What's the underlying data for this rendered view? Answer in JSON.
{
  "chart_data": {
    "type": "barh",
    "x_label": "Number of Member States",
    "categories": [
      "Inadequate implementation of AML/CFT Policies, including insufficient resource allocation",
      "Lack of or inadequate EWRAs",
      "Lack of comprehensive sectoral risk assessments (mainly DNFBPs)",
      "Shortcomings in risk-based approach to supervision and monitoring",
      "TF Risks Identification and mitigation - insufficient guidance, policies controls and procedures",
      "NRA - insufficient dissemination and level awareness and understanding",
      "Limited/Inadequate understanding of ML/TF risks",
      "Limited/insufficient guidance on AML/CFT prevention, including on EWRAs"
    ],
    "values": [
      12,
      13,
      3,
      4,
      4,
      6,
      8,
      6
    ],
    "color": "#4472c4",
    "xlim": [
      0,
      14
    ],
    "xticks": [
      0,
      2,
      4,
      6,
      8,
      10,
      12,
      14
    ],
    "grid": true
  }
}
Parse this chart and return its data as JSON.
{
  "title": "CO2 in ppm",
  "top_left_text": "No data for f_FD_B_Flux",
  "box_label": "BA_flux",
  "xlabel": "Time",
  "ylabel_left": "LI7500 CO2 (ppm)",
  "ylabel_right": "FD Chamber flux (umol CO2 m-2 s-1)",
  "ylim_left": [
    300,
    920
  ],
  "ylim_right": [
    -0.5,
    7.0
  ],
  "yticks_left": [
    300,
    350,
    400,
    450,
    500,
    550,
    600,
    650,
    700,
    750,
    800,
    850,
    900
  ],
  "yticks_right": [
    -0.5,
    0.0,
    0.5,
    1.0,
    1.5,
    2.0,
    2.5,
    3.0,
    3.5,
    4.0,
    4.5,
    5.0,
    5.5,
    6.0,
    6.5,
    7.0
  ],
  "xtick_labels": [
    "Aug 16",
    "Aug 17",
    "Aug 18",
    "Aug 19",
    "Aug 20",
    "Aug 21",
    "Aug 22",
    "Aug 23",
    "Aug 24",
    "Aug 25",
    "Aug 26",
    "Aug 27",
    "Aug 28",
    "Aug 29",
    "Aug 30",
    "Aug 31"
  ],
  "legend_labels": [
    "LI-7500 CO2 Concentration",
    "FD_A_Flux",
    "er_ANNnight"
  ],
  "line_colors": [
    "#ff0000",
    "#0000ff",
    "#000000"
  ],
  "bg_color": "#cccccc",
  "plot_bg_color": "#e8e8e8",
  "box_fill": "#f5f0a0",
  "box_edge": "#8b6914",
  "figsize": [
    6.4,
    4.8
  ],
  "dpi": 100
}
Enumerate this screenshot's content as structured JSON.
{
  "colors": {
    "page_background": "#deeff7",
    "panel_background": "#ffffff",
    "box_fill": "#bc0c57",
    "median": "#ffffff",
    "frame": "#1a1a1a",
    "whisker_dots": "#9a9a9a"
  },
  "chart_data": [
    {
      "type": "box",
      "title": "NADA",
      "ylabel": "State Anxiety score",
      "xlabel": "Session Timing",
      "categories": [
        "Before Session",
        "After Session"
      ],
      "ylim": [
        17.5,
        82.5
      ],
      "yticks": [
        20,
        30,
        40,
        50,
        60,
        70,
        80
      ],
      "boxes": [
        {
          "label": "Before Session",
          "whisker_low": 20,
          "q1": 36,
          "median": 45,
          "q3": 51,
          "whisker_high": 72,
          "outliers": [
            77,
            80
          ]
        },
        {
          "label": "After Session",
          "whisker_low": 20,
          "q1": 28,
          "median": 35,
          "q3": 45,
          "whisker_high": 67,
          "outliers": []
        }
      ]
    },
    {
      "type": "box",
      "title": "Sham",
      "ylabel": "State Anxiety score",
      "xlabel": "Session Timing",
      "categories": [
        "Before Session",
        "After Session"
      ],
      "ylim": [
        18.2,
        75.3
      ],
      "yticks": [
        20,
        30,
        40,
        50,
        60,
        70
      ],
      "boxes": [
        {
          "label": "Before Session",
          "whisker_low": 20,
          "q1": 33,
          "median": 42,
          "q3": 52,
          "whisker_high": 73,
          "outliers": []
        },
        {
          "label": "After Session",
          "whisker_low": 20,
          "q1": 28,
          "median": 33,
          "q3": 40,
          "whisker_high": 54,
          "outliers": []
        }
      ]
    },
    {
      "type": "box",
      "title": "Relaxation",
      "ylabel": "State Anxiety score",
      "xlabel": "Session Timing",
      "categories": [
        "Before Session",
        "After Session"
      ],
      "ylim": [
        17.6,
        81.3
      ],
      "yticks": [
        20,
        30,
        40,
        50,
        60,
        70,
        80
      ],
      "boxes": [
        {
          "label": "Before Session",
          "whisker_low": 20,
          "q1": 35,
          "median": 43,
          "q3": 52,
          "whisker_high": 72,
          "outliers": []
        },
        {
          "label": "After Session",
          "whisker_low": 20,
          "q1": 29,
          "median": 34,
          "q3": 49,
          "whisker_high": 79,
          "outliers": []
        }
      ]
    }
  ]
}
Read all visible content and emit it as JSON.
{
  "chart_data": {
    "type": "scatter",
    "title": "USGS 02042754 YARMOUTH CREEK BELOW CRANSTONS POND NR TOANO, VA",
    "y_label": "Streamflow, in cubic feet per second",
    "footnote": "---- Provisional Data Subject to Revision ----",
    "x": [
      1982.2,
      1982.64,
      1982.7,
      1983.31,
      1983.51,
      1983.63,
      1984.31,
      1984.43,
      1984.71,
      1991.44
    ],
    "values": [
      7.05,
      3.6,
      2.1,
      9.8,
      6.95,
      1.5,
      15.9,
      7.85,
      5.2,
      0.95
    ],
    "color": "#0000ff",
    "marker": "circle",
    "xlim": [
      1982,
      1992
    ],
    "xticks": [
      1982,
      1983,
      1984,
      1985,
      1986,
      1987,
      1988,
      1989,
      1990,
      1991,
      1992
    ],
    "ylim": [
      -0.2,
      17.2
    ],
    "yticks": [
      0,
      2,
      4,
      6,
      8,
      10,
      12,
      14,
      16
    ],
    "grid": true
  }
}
----
> **Prompt**
Exactly as shown, repeat every record.

> **Finished exercise**
What's the underlying data for this rendered view? Answer in JSON.
{
  "chart_data": {
    "type": "barh",
    "x_label": "Number of Member States",
    "categories": [
      "Inadequate implementation of AML/CFT Policies, including insufficient resource allocation",
      "Lack of or inadequate EWRAs",
      "Lack of comprehensive sectoral risk assessments (mainly DNFBPs)",
      "Shortcomings in risk-based approach to supervision and monitoring",
      "TF Risks Identification and mitigation - insufficient guidance, policies controls and procedures",
      "NRA - insufficient dissemination and level awareness and understanding",
      "Limited/Inadequate understanding of ML/TF risks",
      "Limited/insufficient guidance on AML/CFT prevention, including on EWRAs"
    ],
    "values": [
      12,
      13,
      3,
      4,
      4,
      6,
      8,
      6
    ],
    "color": "#4472c4",
    "xlim": [
      0,
      14
    ],
    "xticks": [
      0,
      2,
      4,
      6,
      8,
      10,
      12,
      14
    ],
    "grid": true
  }
}
Parse this chart and return its data as JSON.
{
  "title": "CO2 in ppm",
  "top_left_text": "No data for f_FD_B_Flux",
  "box_label": "BA_flux",
  "xlabel": "Time",
  "ylabel_left": "LI7500 CO2 (ppm)",
  "ylabel_right": "FD Chamber flux (umol CO2 m-2 s-1)",
  "ylim_left": [
    300,
    920
  ],
  "ylim_right": [
    -0.5,
    7.0
  ],
  "yticks_left": [
    300,
    350,
    400,
    450,
    500,
    550,
    600,
    650,
    700,
    750,
    800,
    850,
    900
  ],
  "yticks_right": [
    -0.5,
    0.0,
    0.5,
    1.0,
    1.5,
    2.0,
    2.5,
    3.0,
    3.5,
    4.0,
    4.5,
    5.0,
    5.5,
    6.0,
    6.5,
    7.0
  ],
  "xtick_labels": [
    "Aug 16",
    "Aug 17",
    "Aug 18",
    "Aug 19",
    "Aug 20",
    "Aug 21",
    "Aug 22",
    "Aug 23",
    "Aug 24",
    "Aug 25",
    "Aug 26",
    "Aug 27",
    "Aug 28",
    "Aug 29",
    "Aug 30",
    "Aug 31"
  ],
  "legend_labels": [
    "LI-7500 CO2 Concentration",
    "FD_A_Flux",
    "er_ANNnight"
  ],
  "line_colors": [
    "#ff0000",
    "#0000ff",
    "#000000"
  ],
  "bg_color": "#cccccc",
  "plot_bg_color": "#e8e8e8",
  "box_fill": "#f5f0a0",
  "box_edge": "#8b6914",
  "figsize": [
    6.4,
    4.8
  ],
  "dpi": 100
}
Enumerate this screenshot's content as structured JSON.
{
  "colors": {
    "page_background": "#deeff7",
    "panel_background": "#ffffff",
    "box_fill": "#bc0c57",
    "median": "#ffffff",
    "frame": "#1a1a1a",
    "whisker_dots": "#9a9a9a"
  },
  "chart_data": [
    {
      "type": "box",
      "title": "NADA",
      "ylabel": "State Anxiety score",
      "xlabel": "Session Timing",
      "categories": [
        "Before Session",
        "After Session"
      ],
      "ylim": [
        17.5,
        82.5
      ],
      "yticks": [
        20,
        30,
        40,
        50,
        60,
        70,
        80
      ],
      "boxes": [
        {
          "label": "Before Session",
          "whisker_low": 20,
          "q1": 36,
          "median": 45,
          "q3": 51,
          "whisker_high": 72,
          "outliers": [
            77,
            80
          ]
        },
        {
          "label": "After Session",
          "whisker_low": 20,
          "q1": 28,
          "median": 35,
          "q3": 45,
          "whisker_high": 67,
          "outliers": []
        }
      ]
    },
    {
      "type": "box",
      "title": "Sham",
      "ylabel": "State Anxiety score",
      "xlabel": "Session Timing",
      "categories": [
        "Before Session",
        "After Session"
      ],
      "ylim": [
        18.2,
        75.3
      ],
      "yticks": [
        20,
        30,
        40,
        50,
        60,
        70
      ],
      "boxes": [
        {
          "label": "Before Session",
          "whisker_low": 20,
          "q1": 33,
          "median": 42,
          "q3": 52,
          "whisker_high": 73,
          "outliers": []
        },
        {
          "label": "After Session",
          "whisker_low": 20,
          "q1": 28,
          "median": 33,
          "q3": 40,
          "whisker_high": 54,
          "outliers": []
        }
      ]
    },
    {
      "type": "box",
      "title": "Relaxation",
      "ylabel": "State Anxiety score",
      "xlabel": "Session Timing",
      "categories": [
        "Before Session",
        "After Session"
      ],
      "ylim": [
        17.6,
        81.3
      ],
      "yticks": [
        20,
        30,
        40,
        50,
        60,
        70,
        80
      ],
      "boxes": [
        {
          "label": "Before Session",
          "whisker_low": 20,
          "q1": 35,
          "median": 43,
          "q3": 52,
          "whisker_high": 72,
          "outliers": []
        },
        {
          "label": "After Session",
          "whisker_low": 20,
          "q1": 29,
          "median": 34,
          "q3": 49,
          "whisker_high": 79,
          "outliers": []
        }
      ]
    }
  ]
}
Read all visible content and emit it as JSON.
{
  "chart_data": {
    "type": "scatter",
    "title": "USGS 02042754 YARMOUTH CREEK BELOW CRANSTONS POND NR TOANO, VA",
    "y_label": "Streamflow, in cubic feet per second",
    "footnote": "---- Provisional Data Subject to Revision ----",
    "x": [
      1982.2,
      1982.64,
      1982.7,
      1983.31,
      1983.51,
      1983.63,
      1984.31,
      1984.43,
      1984.71,
      1991.44
    ],
    "values": [
      7.05,
      3.6,
      2.1,
      9.8,
      6.95,
      1.5,
      15.9,
      7.85,
      5.2,
      0.95
    ],
    "color": "#0000ff",
    "marker": "circle",
    "xlim": [
      1982,
      1992
    ],
    "xticks": [
      1982,
      1983,
      1984,
      1985,
      1986,
      1987,
      1988,
      1989,
      1990,
      1991,
      1992
    ],
    "ylim": [
      -0.2,
      17.2
    ],
    "yticks": [
      0,
      2,
      4,
      6,
      8,
      10,
      12,
      14,
      16
    ],
    "grid": true
  }
}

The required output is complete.